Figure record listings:
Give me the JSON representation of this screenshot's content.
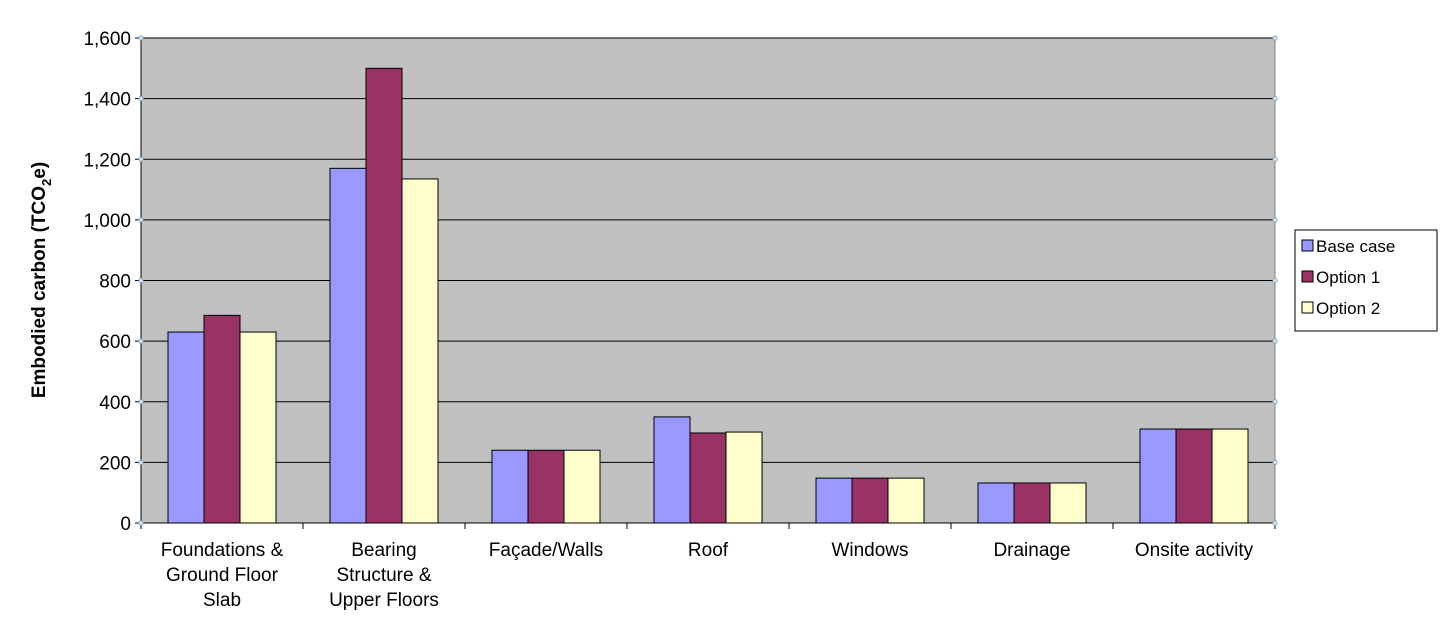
{
  "chart_data": {
    "type": "bar",
    "title": "",
    "xlabel": "",
    "ylabel": {
      "main": "Embodied carbon (TCO",
      "sub": "2",
      "tail": "e)"
    },
    "ylim": [
      0,
      1600
    ],
    "yticks": [
      0,
      200,
      400,
      600,
      800,
      1000,
      1200,
      1400,
      1600
    ],
    "ytick_labels": [
      "0",
      "200",
      "400",
      "600",
      "800",
      "1,000",
      "1,200",
      "1,400",
      "1,600"
    ],
    "grid": true,
    "legend_position": "right",
    "categories": [
      [
        "Foundations &",
        "Ground Floor",
        "Slab"
      ],
      [
        "Bearing",
        "Structure &",
        "Upper Floors"
      ],
      [
        "Façade/Walls"
      ],
      [
        "Roof"
      ],
      [
        "Windows"
      ],
      [
        "Drainage"
      ],
      [
        "Onsite activity"
      ]
    ],
    "series": [
      {
        "name": "Base case",
        "color": "#9999ff",
        "values": [
          630,
          1170,
          240,
          350,
          148,
          132,
          310
        ]
      },
      {
        "name": "Option 1",
        "color": "#993366",
        "values": [
          685,
          1500,
          240,
          297,
          148,
          132,
          310
        ]
      },
      {
        "name": "Option 2",
        "color": "#ffffcc",
        "values": [
          630,
          1135,
          240,
          300,
          148,
          132,
          310
        ]
      }
    ],
    "colors": {
      "plot_background": "#c0c0c0",
      "gridline": "#000000"
    }
  }
}
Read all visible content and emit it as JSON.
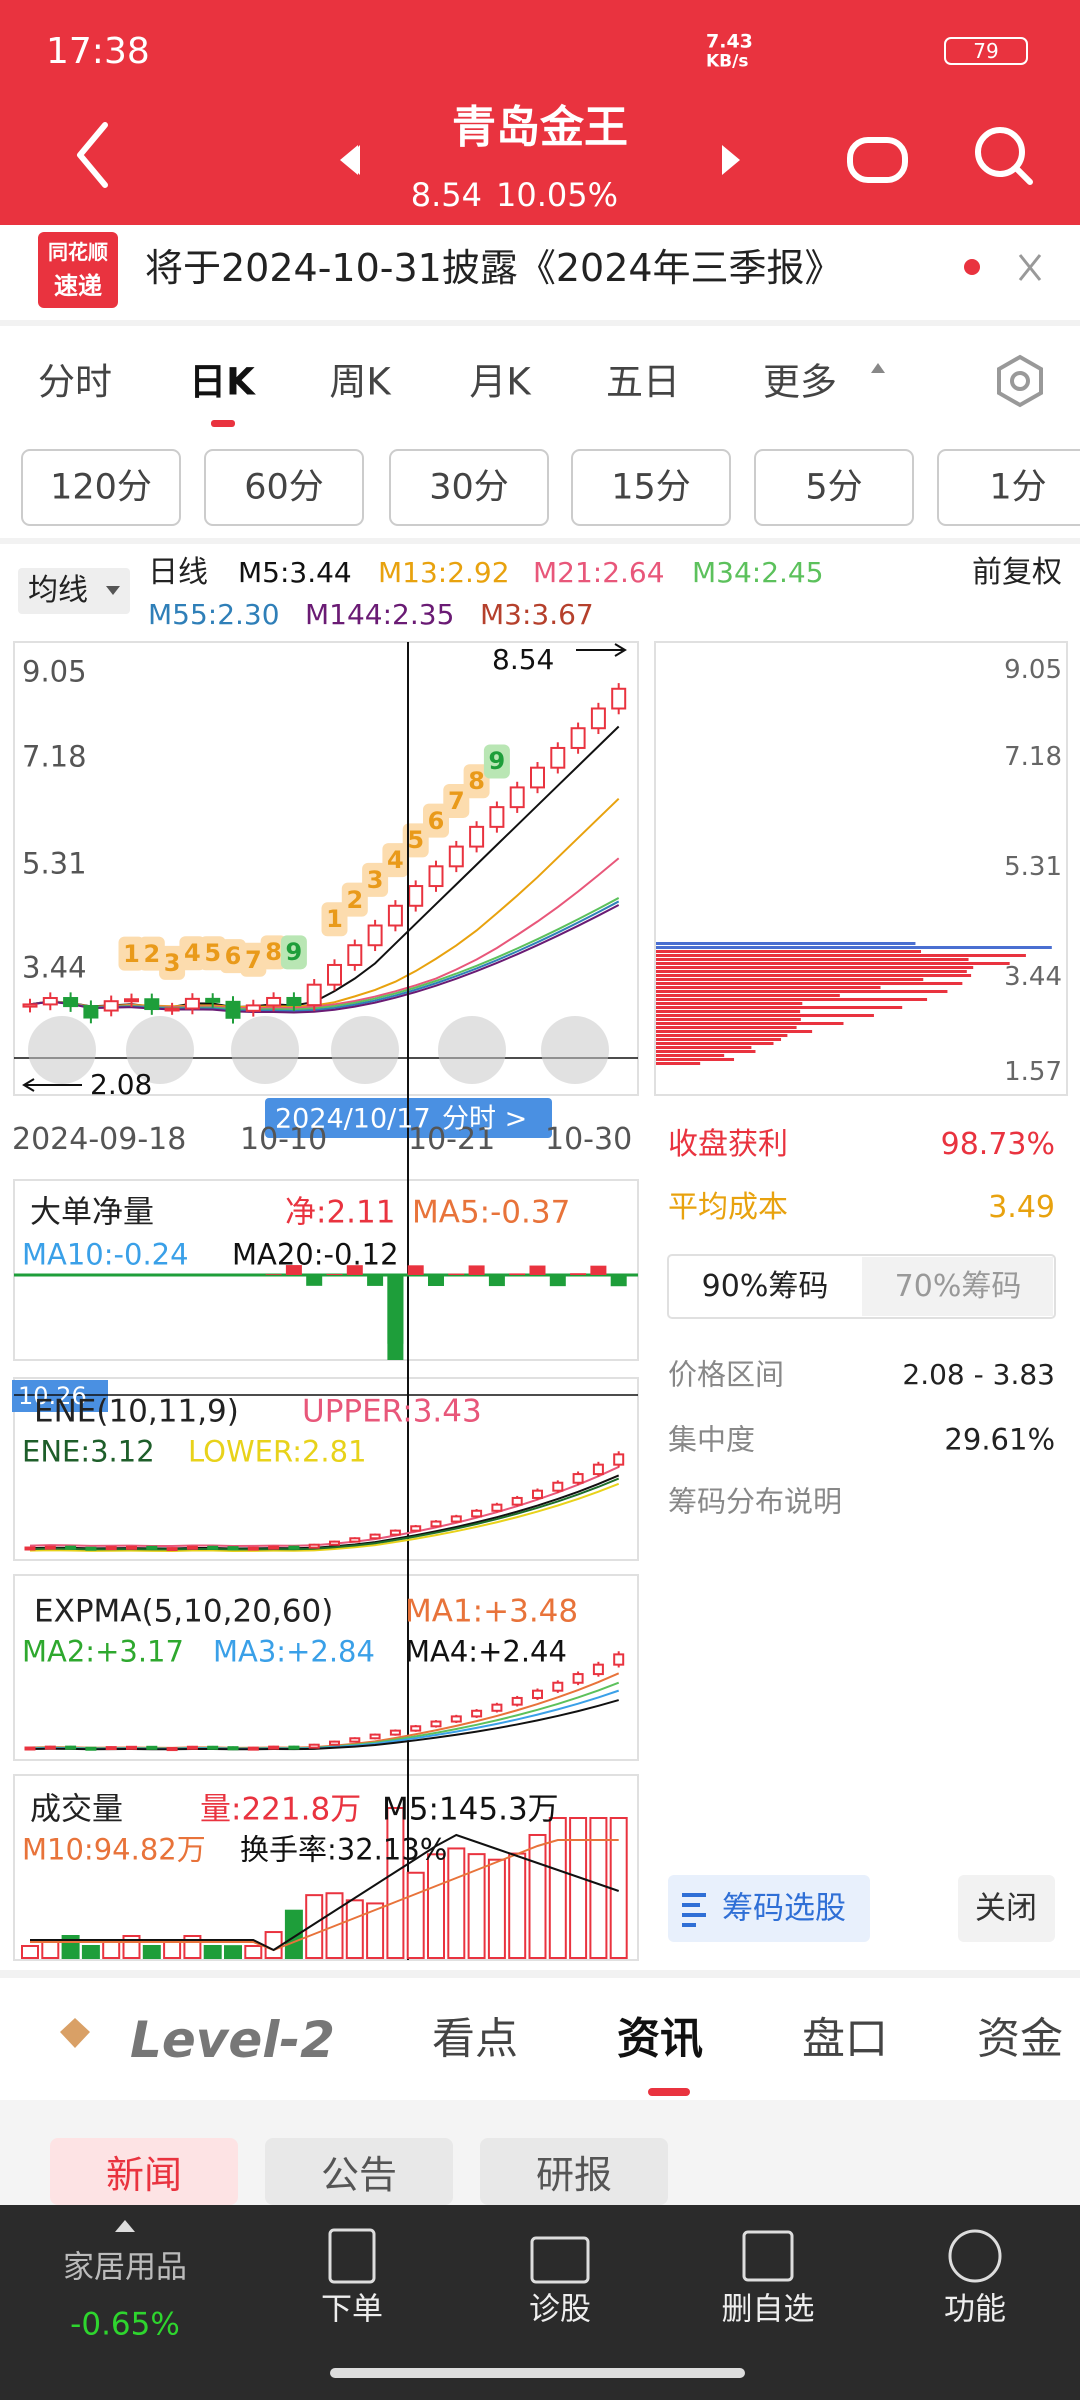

[WHAT NEEDS TO BE DONE]:
Without the pictures, return the entries exactly as they appear.

[CORRECT ANSWER]:
Give me the JSON representation of this screenshot's content.
{
  "chart_data": {
    "type": "bar",
    "title": "",
    "xlabel": "",
    "ylabel": {
      "main": "Embodied carbon (TCO",
      "sub": "2",
      "tail": "e)"
    },
    "ylim": [
      0,
      1600
    ],
    "yticks": [
      0,
      200,
      400,
      600,
      800,
      1000,
      1200,
      1400,
      1600
    ],
    "ytick_labels": [
      "0",
      "200",
      "400",
      "600",
      "800",
      "1,000",
      "1,200",
      "1,400",
      "1,600"
    ],
    "grid": true,
    "legend_position": "right",
    "categories": [
      [
        "Foundations &",
        "Ground Floor",
        "Slab"
      ],
      [
        "Bearing",
        "Structure &",
        "Upper Floors"
      ],
      [
        "Façade/Walls"
      ],
      [
        "Roof"
      ],
      [
        "Windows"
      ],
      [
        "Drainage"
      ],
      [
        "Onsite activity"
      ]
    ],
    "series": [
      {
        "name": "Base case",
        "color": "#9999ff",
        "values": [
          630,
          1170,
          240,
          350,
          148,
          132,
          310
        ]
      },
      {
        "name": "Option 1",
        "color": "#993366",
        "values": [
          685,
          1500,
          240,
          297,
          148,
          132,
          310
        ]
      },
      {
        "name": "Option 2",
        "color": "#ffffcc",
        "values": [
          630,
          1135,
          240,
          300,
          148,
          132,
          310
        ]
      }
    ],
    "colors": {
      "plot_background": "#c0c0c0",
      "gridline": "#000000"
    }
  }
}
Read all visible content and emit it as JSON.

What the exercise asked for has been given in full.